--- START ---

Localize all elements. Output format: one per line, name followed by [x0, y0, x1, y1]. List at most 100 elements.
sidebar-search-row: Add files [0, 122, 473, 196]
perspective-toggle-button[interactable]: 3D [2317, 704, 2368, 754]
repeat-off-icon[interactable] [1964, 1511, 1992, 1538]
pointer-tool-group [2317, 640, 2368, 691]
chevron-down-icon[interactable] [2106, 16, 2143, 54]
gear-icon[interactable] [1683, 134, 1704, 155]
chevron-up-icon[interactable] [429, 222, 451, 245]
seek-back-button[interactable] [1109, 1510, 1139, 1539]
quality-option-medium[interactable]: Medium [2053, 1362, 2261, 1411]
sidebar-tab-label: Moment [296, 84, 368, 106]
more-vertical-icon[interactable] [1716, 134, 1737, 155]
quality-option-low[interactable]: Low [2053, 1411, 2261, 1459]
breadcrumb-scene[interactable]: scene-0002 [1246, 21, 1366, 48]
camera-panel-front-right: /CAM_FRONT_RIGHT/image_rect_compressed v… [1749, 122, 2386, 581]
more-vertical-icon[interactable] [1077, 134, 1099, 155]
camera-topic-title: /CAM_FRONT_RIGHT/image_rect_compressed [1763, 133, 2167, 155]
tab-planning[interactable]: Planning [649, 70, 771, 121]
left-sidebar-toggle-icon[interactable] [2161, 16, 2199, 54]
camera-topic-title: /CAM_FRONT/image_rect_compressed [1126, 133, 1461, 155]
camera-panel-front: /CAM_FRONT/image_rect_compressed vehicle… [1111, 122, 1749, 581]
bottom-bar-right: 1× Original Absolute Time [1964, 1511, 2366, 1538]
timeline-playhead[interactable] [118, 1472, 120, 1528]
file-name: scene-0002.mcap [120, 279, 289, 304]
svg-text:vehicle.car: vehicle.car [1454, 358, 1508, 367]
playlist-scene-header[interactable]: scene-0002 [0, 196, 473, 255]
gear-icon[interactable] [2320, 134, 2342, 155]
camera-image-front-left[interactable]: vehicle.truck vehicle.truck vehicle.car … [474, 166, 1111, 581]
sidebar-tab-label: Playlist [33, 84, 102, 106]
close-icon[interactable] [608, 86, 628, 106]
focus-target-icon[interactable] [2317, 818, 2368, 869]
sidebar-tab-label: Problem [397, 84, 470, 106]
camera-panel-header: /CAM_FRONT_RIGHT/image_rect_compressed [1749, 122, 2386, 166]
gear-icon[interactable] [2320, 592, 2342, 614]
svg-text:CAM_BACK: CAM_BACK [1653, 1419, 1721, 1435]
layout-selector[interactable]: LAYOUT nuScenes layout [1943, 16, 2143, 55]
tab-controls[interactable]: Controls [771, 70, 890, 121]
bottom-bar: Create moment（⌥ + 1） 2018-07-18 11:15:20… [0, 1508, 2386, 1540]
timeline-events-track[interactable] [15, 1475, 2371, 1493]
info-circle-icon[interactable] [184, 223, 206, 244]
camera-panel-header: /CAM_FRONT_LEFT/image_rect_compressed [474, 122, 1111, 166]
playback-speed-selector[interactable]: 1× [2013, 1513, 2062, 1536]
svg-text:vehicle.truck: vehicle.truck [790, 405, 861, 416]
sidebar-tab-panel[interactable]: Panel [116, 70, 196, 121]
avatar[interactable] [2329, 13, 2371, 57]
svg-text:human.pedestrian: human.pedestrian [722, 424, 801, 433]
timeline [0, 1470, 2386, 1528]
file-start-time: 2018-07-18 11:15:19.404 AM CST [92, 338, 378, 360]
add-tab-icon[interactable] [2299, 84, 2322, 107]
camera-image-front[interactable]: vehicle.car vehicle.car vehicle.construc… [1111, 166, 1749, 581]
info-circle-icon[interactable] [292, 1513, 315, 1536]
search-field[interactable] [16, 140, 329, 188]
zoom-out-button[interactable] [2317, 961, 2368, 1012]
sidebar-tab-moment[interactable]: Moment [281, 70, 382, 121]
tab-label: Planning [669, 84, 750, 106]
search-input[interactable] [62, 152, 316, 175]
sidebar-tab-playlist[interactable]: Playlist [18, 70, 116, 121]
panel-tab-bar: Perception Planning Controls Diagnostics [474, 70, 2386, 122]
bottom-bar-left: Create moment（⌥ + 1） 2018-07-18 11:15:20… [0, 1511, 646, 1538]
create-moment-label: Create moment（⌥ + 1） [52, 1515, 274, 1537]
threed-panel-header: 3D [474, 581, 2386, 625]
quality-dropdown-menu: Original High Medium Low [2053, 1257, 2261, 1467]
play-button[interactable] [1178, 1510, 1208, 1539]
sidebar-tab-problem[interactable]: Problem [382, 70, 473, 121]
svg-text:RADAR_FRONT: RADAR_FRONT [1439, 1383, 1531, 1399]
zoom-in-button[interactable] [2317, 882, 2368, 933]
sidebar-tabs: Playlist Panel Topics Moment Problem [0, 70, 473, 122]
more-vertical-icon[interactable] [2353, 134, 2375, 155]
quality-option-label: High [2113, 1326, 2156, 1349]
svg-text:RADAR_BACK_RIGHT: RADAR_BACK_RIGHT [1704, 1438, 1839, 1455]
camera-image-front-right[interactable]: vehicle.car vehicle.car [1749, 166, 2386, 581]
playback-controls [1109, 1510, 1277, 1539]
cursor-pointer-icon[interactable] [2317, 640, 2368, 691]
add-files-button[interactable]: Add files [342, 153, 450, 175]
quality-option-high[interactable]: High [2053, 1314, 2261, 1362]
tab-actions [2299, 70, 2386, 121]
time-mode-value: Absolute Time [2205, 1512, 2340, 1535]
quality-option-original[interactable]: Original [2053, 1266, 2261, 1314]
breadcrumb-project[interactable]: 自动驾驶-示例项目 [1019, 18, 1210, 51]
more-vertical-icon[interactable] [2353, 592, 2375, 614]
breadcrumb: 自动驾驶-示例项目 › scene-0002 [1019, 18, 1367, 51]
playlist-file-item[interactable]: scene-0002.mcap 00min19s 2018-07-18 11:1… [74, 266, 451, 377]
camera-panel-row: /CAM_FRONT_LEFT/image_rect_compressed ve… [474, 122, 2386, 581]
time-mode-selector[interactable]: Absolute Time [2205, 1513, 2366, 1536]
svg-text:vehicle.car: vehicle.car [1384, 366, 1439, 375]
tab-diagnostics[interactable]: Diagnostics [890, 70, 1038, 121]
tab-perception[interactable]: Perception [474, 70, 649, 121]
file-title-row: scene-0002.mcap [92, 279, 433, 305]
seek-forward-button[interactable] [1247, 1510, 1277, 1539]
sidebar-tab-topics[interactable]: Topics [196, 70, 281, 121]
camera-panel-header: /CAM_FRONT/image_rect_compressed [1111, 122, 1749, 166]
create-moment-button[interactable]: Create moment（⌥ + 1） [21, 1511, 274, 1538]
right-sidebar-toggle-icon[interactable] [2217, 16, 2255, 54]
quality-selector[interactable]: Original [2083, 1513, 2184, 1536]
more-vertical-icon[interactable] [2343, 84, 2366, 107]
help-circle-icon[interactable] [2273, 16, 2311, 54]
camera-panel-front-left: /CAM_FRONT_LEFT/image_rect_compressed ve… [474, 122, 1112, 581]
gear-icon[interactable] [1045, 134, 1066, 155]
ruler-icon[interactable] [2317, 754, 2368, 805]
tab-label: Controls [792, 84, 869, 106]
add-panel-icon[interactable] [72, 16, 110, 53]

--- END ---

* TASK REQUIREMENTS: Write out the records from their start through the line containing "704, 2368, 754]", inclusive, swapping "Add files" for "Upload files" and leaving everything else unchanged.

* FULL SOLUTION:
Localize all elements. Output format: one per line, name followed by [x0, y0, x1, y1]. List at most 100 elements.
sidebar-search-row: Upload files [0, 122, 473, 196]
perspective-toggle-button[interactable]: 3D [2317, 704, 2368, 754]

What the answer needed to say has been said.